_Set exercise_
Isolate every line in the records below with "JSON" in it.
>> START Dataset records
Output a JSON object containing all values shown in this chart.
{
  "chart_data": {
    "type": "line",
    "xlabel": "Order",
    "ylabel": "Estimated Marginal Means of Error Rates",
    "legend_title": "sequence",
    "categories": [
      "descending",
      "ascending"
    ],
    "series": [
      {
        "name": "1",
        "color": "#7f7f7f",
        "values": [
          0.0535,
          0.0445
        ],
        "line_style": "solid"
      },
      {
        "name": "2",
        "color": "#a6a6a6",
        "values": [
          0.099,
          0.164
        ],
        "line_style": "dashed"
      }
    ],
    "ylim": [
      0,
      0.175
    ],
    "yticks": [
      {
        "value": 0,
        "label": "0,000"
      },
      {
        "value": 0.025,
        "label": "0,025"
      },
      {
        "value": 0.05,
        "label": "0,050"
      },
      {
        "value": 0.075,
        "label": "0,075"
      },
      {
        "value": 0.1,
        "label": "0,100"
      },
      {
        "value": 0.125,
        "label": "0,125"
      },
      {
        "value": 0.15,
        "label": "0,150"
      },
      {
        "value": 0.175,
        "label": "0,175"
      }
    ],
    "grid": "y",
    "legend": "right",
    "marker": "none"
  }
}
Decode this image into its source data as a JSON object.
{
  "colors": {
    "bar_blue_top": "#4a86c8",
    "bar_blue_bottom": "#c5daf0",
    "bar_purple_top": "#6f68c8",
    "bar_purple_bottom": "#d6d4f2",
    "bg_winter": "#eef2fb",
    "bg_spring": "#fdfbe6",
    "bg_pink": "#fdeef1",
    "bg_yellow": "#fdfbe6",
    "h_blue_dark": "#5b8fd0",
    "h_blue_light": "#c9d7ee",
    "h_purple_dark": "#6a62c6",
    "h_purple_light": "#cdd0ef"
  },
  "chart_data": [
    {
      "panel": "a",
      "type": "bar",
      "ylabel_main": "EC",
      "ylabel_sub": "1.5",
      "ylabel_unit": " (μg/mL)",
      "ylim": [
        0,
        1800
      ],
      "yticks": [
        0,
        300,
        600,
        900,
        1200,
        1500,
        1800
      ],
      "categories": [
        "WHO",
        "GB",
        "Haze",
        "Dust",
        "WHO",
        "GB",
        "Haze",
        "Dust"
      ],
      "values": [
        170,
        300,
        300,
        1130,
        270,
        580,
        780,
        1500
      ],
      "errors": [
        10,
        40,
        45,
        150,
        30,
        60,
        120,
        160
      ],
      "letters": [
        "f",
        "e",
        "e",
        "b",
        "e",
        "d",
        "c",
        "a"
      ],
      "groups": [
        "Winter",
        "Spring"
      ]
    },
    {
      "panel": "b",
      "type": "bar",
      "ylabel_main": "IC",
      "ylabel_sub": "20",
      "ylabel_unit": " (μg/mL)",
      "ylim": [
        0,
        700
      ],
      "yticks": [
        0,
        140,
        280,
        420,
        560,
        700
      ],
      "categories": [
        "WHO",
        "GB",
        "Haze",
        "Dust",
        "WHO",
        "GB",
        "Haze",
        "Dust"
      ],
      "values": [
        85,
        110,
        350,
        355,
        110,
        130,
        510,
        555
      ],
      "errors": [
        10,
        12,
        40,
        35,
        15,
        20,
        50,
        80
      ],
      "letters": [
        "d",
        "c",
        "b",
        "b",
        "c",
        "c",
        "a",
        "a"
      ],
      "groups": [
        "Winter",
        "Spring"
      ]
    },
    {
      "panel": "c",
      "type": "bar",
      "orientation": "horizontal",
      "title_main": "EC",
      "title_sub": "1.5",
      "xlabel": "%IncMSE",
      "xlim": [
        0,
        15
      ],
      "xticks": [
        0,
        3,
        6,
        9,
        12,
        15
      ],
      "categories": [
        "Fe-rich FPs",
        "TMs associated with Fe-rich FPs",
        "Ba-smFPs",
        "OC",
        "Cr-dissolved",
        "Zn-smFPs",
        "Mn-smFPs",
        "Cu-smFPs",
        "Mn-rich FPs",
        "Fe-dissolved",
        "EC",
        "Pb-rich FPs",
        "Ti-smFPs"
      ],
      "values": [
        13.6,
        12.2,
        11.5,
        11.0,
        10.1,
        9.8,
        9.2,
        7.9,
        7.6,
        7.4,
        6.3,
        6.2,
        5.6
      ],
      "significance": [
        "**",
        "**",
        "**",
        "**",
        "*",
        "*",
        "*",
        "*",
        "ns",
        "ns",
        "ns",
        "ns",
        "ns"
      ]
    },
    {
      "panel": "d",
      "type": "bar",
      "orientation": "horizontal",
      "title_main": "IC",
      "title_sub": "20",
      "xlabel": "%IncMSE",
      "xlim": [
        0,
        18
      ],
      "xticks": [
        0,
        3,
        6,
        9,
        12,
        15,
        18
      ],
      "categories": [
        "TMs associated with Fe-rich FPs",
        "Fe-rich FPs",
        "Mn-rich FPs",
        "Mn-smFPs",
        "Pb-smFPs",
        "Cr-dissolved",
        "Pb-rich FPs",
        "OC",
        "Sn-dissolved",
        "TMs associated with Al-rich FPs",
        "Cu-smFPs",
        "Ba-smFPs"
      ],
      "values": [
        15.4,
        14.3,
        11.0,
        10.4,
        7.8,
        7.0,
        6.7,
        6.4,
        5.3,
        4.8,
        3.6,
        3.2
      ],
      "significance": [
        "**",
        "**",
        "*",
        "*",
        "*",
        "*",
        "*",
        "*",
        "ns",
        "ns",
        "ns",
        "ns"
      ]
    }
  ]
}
>> END Dataset records
_Written reply_
Output a JSON object containing all values shown in this chart.
Decode this image into its source data as a JSON object.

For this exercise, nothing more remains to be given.